## DATA TO PROCESS
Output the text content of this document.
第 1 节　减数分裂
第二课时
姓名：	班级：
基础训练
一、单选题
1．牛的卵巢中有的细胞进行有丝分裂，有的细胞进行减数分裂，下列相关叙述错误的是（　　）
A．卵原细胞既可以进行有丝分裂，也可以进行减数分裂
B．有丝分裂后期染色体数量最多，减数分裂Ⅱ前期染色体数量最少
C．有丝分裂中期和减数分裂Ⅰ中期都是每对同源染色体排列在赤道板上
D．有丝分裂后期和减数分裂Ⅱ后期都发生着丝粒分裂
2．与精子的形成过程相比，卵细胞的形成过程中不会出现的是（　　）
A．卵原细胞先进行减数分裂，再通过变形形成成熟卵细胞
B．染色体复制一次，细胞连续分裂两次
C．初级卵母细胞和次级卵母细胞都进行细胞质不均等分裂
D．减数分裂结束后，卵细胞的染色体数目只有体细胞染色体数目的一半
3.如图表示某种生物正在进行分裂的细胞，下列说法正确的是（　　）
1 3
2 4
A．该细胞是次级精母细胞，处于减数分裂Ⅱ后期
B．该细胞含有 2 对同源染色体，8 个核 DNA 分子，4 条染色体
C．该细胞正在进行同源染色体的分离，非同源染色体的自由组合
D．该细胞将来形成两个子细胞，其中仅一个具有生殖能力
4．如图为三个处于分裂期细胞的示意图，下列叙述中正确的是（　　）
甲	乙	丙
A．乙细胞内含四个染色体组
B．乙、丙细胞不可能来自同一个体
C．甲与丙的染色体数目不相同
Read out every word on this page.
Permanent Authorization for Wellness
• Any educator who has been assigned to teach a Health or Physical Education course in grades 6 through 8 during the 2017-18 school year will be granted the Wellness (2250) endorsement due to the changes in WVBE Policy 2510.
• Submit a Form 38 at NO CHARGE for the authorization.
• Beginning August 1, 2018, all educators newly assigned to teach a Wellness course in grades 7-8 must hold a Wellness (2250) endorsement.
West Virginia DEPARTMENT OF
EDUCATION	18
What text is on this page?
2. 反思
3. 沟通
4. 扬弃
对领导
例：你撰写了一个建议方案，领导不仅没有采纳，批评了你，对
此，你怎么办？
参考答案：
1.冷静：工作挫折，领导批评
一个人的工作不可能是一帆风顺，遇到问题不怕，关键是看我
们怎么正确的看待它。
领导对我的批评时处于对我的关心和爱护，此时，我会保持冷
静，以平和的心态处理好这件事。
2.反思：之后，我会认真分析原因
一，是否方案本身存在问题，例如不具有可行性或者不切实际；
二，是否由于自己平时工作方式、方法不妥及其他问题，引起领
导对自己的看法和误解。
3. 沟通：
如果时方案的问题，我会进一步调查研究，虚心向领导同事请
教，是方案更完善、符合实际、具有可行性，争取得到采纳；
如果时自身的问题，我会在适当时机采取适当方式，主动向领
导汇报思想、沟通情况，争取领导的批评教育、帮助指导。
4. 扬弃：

## GOAL
Write out every record verbatim.

## THE OUTPUT
Output the text content of this document.
第 1 节　减数分裂
第二课时
姓名：	班级：
基础训练
一、单选题
1．牛的卵巢中有的细胞进行有丝分裂，有的细胞进行减数分裂，下列相关叙述错误的是（　　）
A．卵原细胞既可以进行有丝分裂，也可以进行减数分裂
B．有丝分裂后期染色体数量最多，减数分裂Ⅱ前期染色体数量最少
C．有丝分裂中期和减数分裂Ⅰ中期都是每对同源染色体排列在赤道板上
D．有丝分裂后期和减数分裂Ⅱ后期都发生着丝粒分裂
2．与精子的形成过程相比，卵细胞的形成过程中不会出现的是（　　）
A．卵原细胞先进行减数分裂，再通过变形形成成熟卵细胞
B．染色体复制一次，细胞连续分裂两次
C．初级卵母细胞和次级卵母细胞都进行细胞质不均等分裂
D．减数分裂结束后，卵细胞的染色体数目只有体细胞染色体数目的一半
3.如图表示某种生物正在进行分裂的细胞，下列说法正确的是（　　）
1 3
2 4
A．该细胞是次级精母细胞，处于减数分裂Ⅱ后期
B．该细胞含有 2 对同源染色体，8 个核 DNA 分子，4 条染色体
C．该细胞正在进行同源染色体的分离，非同源染色体的自由组合
D．该细胞将来形成两个子细胞，其中仅一个具有生殖能力
4．如图为三个处于分裂期细胞的示意图，下列叙述中正确的是（　　）
甲	乙	丙
A．乙细胞内含四个染色体组
B．乙、丙细胞不可能来自同一个体
C．甲与丙的染色体数目不相同
Read out every word on this page.
Permanent Authorization for Wellness
• Any educator who has been assigned to teach a Health or Physical Education course in grades 6 through 8 during the 2017-18 school year will be granted the Wellness (2250) endorsement due to the changes in WVBE Policy 2510.
• Submit a Form 38 at NO CHARGE for the authorization.
• Beginning August 1, 2018, all educators newly assigned to teach a Wellness course in grades 7-8 must hold a Wellness (2250) endorsement.
West Virginia DEPARTMENT OF
EDUCATION	18
What text is on this page?
2. 反思
3. 沟通
4. 扬弃
对领导
例：你撰写了一个建议方案，领导不仅没有采纳，批评了你，对
此，你怎么办？
参考答案：
1.冷静：工作挫折，领导批评
一个人的工作不可能是一帆风顺，遇到问题不怕，关键是看我
们怎么正确的看待它。
领导对我的批评时处于对我的关心和爱护，此时，我会保持冷
静，以平和的心态处理好这件事。
2.反思：之后，我会认真分析原因
一，是否方案本身存在问题，例如不具有可行性或者不切实际；
二，是否由于自己平时工作方式、方法不妥及其他问题，引起领
导对自己的看法和误解。
3. 沟通：
如果时方案的问题，我会进一步调查研究，虚心向领导同事请
教，是方案更完善、符合实际、具有可行性，争取得到采纳；
如果时自身的问题，我会在适当时机采取适当方式，主动向领
导汇报思想、沟通情况，争取领导的批评教育、帮助指导。
4. 扬弃：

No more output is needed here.